# [Extract to read]
On May 23, 2022, the United States Supreme Court, in a unanimous decision, held that an employer that fails to timely invoke its right to arbitration of disputes under an employment agreement risks waiving its arbitration rights.

In Morgan v. Sundance, Inc., the Court decided that a finding of a waiver of rights under the Federal Arbitration Act (the “FAA”) should not be based on prejudice to, or detrimental reliance by, the party opposing arbitration. In so holding, the Court found that the prejudice requirement, previously followed by nine circuit courts, was inconsistent with federal waiver law.


Petitioner Robyn Morgan worked as an hourly employee at Taco Bell. Upon hire, she signed an agreement to “use confidential binding arbitration, instead of going to court,” to resolve any workplace disputes. Despite that agreement, Morgan thereafter brought suit in the U.S. District Court for the Northern District of Iowa against a Taco Bell franchisee, Sundance Inc., for violations under the Fair Labor Standards Act (the “FLSA”). Specifically, Morgan alleged that Sundance had unlawfully avoided the FLSA’s overtime requirements “by recording hours in one week as instead worked in another to prevent any week’s total from exceeding 40.”

The Court noted that “Sundance initially defended itself as if no arbitration agreement existed.” Sundance filed a motion to dismiss, which was denied by the district court, and then answered Morgan’s complaint, asserting fourteen affirmative defenses. Notably, Sundance did not raise as an affirmative defense the arbitration provision contained in Morgan’s employment agreement. Sundance and Morgan then mediated the dispute, without success.

Finally, nearly eight months after Morgan had commenced suit, Sundance filed a motion to stay the litigation pending arbitration under the FAA. Morgan opposed the motion, arguing that Sundance had waived its right to arbitration.

The court applied a test adopted by the Eighth Circuit to decide the waiver issue. Under that standard, a party will be deemed to have waived its contractual right to arbitration where it (i) knew of its arbitration right, (ii) acted inconsistently with that right, and,(iii) most notably, prejudiced the other party by its inconsistent actions. Applying this test, the district court concluded that Morgan had been prejudiced by Sundance’s conduct and, accordingly, denied the motion to compel arbitration.

The Eighth Circuit, however, reversed, and directed the parties to arbitrate the dispute. The court noted that formal discovery had not yet begun, nor had the parties contested any matters going to the merits of the case. Accordingly, the Eighth Circuit found that Morgan had not been prejudiced by Sundance’s delay in seeking arbitration. Morgan then sought and obtained certiorari review by the Supreme Court.

# [Dataset]
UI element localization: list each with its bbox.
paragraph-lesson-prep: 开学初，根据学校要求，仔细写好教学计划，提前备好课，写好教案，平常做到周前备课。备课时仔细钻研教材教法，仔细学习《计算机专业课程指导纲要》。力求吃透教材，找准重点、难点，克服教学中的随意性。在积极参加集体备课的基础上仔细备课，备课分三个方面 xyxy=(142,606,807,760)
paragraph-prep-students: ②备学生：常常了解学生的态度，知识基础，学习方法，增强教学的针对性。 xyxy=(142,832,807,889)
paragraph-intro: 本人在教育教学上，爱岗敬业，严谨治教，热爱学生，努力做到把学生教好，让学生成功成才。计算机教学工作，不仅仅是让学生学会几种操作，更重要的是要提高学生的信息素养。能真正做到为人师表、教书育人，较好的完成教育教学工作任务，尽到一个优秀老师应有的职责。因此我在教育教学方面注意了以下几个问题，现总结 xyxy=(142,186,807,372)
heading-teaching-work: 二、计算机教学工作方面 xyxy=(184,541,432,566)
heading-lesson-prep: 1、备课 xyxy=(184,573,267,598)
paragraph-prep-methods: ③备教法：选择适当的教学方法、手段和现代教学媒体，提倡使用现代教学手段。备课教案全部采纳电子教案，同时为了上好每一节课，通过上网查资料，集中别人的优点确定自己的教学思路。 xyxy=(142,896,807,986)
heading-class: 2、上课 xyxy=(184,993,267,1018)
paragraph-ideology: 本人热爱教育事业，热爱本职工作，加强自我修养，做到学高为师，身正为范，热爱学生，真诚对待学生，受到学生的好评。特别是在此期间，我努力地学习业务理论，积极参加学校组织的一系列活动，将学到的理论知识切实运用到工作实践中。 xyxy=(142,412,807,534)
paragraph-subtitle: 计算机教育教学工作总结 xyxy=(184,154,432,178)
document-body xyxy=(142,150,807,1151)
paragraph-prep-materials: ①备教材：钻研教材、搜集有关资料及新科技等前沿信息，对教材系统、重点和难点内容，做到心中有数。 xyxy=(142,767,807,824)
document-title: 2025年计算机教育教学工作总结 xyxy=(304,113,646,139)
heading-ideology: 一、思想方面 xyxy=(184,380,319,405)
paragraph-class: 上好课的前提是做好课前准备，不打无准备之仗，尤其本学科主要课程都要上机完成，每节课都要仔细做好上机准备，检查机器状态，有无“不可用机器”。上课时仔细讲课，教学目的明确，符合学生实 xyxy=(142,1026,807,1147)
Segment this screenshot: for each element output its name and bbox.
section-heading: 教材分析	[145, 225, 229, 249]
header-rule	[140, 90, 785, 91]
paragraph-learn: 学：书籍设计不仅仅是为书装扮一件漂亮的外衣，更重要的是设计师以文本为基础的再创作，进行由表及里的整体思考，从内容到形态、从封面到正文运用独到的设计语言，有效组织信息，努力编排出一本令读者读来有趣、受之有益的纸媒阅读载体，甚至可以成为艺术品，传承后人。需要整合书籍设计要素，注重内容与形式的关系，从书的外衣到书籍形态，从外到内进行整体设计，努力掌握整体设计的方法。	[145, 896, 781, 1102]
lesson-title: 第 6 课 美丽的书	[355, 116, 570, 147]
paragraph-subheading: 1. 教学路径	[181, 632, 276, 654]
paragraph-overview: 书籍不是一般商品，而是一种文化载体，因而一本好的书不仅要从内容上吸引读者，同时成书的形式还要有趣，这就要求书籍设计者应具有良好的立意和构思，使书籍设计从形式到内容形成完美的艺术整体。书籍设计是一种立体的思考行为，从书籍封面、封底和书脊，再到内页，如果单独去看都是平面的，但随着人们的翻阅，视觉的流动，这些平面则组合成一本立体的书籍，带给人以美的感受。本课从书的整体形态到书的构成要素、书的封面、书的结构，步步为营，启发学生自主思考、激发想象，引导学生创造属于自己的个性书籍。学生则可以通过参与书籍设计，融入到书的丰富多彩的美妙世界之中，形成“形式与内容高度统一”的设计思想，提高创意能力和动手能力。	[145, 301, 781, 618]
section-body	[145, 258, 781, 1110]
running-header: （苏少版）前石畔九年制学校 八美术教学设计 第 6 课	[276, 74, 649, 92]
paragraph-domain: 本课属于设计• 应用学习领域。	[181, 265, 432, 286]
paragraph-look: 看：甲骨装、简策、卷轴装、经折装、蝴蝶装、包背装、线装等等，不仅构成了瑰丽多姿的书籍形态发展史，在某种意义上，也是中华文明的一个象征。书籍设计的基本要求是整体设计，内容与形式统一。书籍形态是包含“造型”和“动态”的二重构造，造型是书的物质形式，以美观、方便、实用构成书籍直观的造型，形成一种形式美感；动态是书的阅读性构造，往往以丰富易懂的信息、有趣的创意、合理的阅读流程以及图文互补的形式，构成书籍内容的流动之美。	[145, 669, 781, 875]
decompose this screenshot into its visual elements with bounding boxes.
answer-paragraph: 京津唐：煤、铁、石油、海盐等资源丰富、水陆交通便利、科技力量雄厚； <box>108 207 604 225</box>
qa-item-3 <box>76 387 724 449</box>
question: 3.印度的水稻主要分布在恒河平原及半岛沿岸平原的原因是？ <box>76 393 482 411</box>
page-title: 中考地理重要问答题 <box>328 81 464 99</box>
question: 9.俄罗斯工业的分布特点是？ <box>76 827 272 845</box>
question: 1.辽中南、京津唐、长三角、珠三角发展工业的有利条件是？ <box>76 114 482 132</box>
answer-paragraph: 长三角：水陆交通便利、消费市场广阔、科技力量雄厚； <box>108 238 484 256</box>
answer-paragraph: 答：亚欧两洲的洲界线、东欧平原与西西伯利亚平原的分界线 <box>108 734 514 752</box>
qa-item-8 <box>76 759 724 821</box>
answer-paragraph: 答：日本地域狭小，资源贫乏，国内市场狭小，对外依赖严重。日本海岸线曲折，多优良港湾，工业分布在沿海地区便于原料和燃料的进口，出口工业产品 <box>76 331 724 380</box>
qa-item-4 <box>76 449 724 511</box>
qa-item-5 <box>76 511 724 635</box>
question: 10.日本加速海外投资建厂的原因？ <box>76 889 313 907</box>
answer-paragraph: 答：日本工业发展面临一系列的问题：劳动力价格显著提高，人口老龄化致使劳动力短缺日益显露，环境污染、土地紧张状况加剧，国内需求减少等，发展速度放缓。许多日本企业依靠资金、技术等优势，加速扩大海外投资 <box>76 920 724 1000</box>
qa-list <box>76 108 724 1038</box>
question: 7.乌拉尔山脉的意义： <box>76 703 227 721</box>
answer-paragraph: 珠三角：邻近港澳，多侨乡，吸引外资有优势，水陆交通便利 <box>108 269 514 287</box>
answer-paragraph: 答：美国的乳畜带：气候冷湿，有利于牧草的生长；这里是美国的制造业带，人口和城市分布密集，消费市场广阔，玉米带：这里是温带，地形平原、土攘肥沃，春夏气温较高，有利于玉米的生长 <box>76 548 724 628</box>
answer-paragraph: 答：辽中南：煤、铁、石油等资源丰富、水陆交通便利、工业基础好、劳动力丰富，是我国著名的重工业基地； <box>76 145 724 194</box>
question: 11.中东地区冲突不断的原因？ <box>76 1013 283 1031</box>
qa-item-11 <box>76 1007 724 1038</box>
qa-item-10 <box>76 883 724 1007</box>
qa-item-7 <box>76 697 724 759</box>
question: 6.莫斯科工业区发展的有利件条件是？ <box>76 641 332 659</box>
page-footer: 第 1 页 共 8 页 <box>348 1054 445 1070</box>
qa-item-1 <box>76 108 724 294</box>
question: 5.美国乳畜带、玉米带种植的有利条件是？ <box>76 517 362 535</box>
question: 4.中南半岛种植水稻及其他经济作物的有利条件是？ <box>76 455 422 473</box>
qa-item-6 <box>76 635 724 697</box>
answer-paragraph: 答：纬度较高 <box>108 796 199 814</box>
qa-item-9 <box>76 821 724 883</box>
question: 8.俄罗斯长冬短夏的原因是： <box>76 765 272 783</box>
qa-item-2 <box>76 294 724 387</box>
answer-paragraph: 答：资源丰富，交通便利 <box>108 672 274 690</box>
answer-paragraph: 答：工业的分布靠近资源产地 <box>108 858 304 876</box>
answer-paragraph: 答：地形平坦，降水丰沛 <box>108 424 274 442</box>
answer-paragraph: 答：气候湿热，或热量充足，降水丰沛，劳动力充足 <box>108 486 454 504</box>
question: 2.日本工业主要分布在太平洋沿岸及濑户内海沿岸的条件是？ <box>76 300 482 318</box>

# [Stated problem]
Resume the Morgan v. Sundance, Inc. summary right after its last sentence, carrying it forward in the same voice.

# [Answer to this problem]
Supreme Court’s Rejection Of The “Prejudice” Requirement

On review, the Supreme Court reversed the Eighth Circuit and concluded that Sundance had waived its right to arbitrate Morgan’s claims.

The Court first acknowledged that outside the arbitration context, courts assessing waiver generally do not inquire about prejudice. Rather, the court “focuses on the actions of the person who held the right; the court seldom considers the effects of those actions on the opposing party.” Thus, the Supreme Court found that the Eighth Circuit had applied a rule found nowhere else outside the arbitration context.

The Court traced the Eighth Circuit’s reasoning to a “decades old” Second Circuit decision, Carcich v. Rederi A/B Nordie, 389 F.2d 692 (2d Cir. 1968), in which the court referred to “an overriding federal policy favoring arbitration” under which a waiver of that right “is not to be lightly inferred.” The Supreme Court found that over the ensuing years “both that rule and its reasoning spread.” Indeed, nearly every circuit court presented with this issue had followed suit, with only two exceptions – the Seventh Circuit and the D.C. Circuit.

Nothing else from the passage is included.